Narrow the data below down to the lines containing "Certified".

DATA SECTION:

* start *

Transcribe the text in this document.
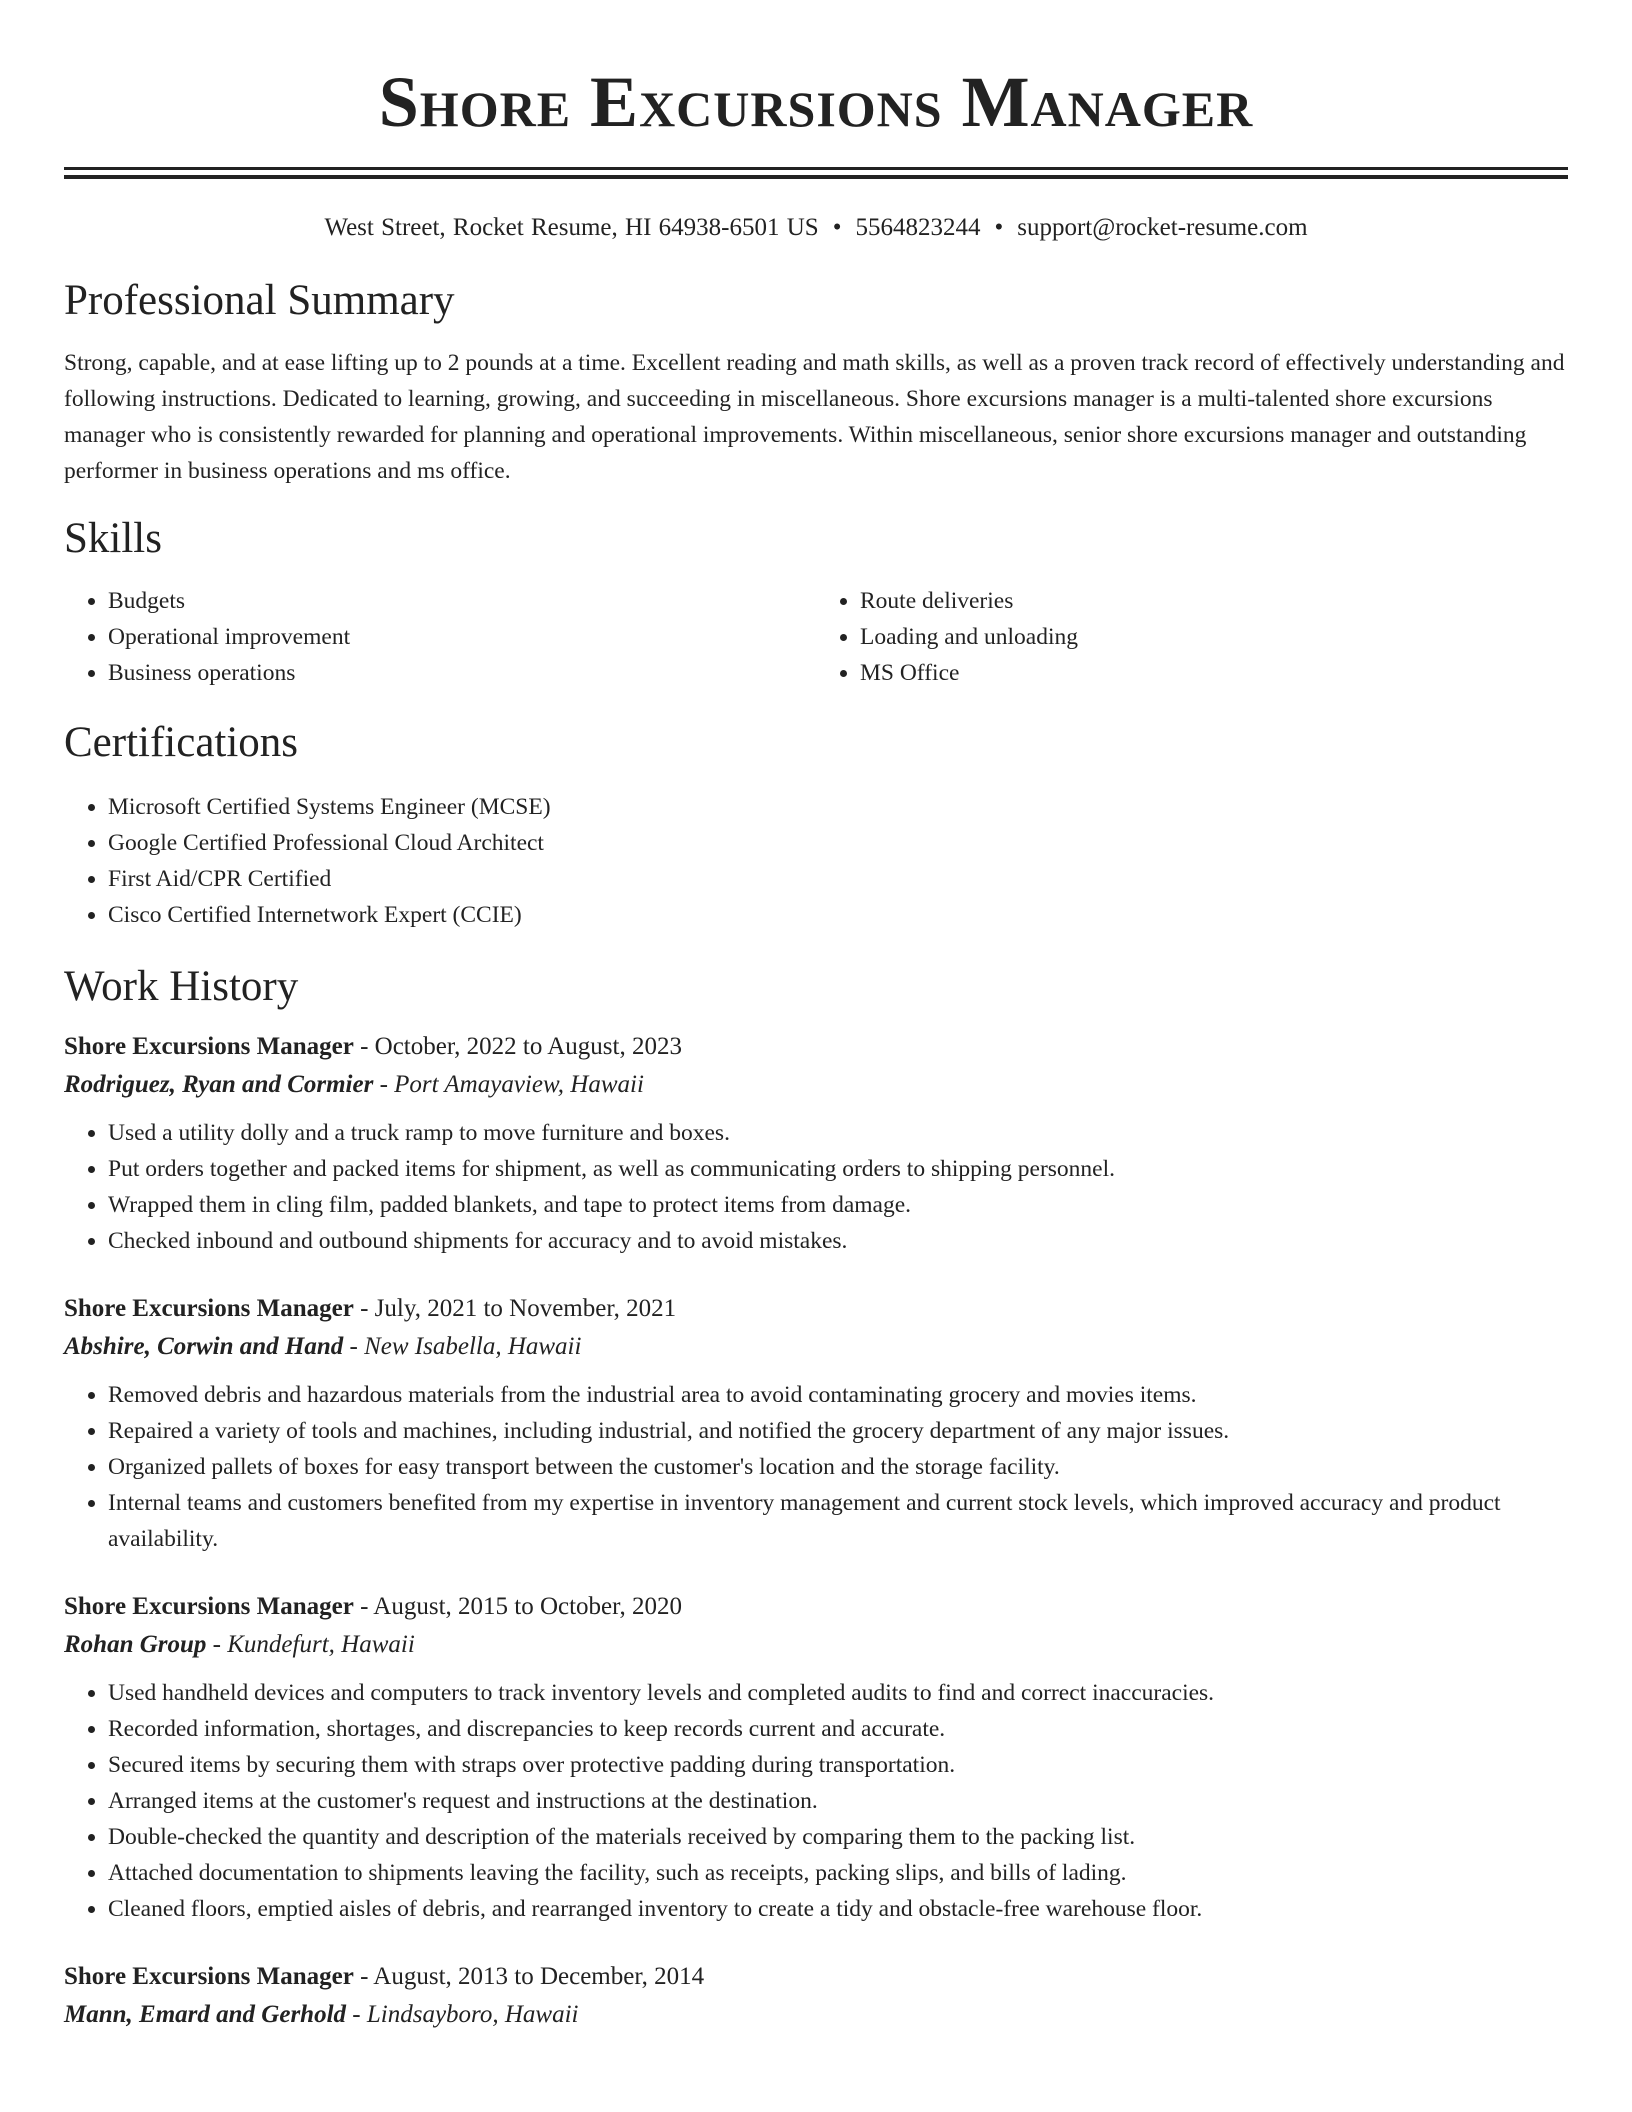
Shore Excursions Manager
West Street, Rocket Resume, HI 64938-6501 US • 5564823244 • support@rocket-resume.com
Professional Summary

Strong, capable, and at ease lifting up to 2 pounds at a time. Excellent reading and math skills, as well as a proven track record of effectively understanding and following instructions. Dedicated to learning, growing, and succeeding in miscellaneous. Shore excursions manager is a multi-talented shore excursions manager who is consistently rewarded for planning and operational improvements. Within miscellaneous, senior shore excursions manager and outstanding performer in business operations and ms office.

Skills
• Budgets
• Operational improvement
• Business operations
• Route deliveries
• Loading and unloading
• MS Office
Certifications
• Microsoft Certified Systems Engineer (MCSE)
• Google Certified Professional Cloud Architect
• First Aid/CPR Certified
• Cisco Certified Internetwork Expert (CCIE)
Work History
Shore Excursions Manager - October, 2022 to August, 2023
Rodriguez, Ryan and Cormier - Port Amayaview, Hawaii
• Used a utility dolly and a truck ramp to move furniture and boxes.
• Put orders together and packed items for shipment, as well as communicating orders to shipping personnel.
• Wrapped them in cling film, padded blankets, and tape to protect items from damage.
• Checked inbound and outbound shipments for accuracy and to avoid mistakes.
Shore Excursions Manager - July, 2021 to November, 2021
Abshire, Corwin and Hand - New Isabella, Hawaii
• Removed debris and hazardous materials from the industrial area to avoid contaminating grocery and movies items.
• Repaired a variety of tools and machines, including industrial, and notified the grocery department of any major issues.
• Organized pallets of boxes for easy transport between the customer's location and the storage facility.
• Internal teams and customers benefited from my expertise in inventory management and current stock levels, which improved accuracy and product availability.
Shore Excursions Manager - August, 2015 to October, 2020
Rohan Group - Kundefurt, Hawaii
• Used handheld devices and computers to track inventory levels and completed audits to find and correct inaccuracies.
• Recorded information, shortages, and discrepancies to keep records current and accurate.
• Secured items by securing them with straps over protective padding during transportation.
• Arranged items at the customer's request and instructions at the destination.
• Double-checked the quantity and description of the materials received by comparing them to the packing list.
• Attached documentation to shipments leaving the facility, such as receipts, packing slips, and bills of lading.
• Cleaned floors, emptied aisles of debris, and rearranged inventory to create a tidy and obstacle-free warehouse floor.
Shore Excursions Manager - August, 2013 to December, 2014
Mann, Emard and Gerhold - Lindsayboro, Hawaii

* end *
* start *

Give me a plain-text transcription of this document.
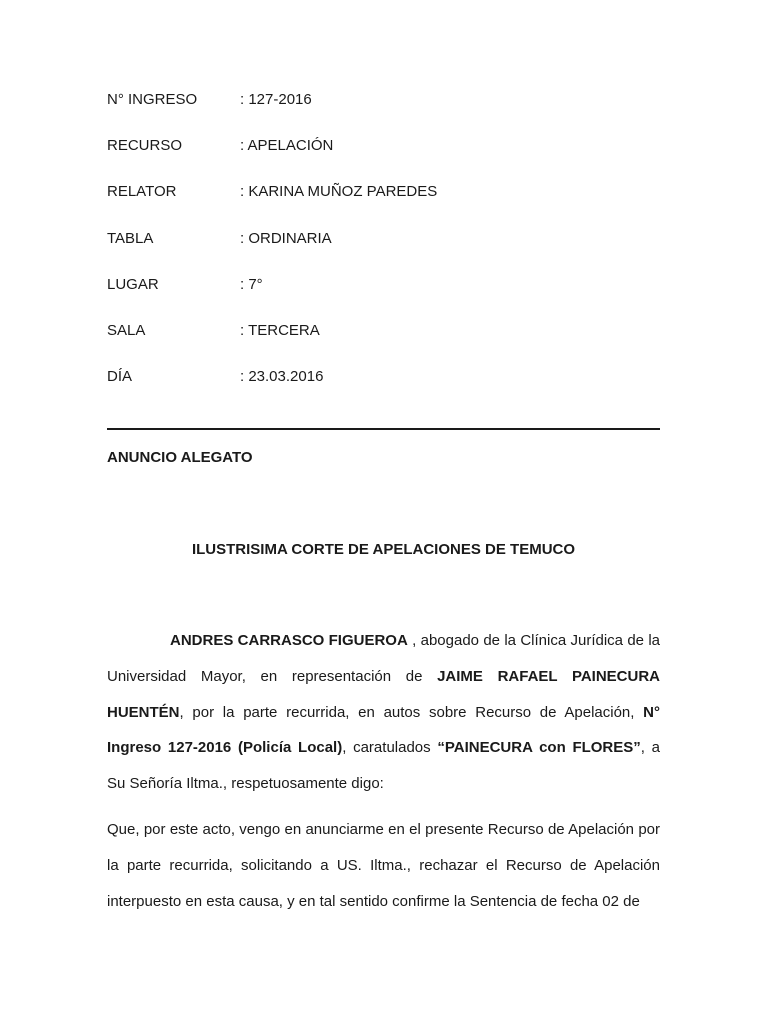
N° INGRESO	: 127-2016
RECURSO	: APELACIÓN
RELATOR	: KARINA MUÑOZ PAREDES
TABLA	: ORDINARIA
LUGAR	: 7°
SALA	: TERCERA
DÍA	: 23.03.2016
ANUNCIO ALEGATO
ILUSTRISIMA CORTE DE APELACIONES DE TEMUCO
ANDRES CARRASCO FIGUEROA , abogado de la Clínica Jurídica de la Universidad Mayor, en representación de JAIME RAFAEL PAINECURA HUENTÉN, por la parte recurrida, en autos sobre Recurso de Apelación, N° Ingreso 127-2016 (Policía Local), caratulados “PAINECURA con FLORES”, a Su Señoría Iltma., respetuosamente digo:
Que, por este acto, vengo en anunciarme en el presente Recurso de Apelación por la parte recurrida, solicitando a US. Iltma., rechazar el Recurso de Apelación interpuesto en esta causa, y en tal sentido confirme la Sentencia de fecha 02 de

* end *

EXERCISE RESPONSE:
• Microsoft Certified Systems Engineer (MCSE)
• Google Certified Professional Cloud Architect
• First Aid/CPR Certified
• Cisco Certified Internetwork Expert (CCIE)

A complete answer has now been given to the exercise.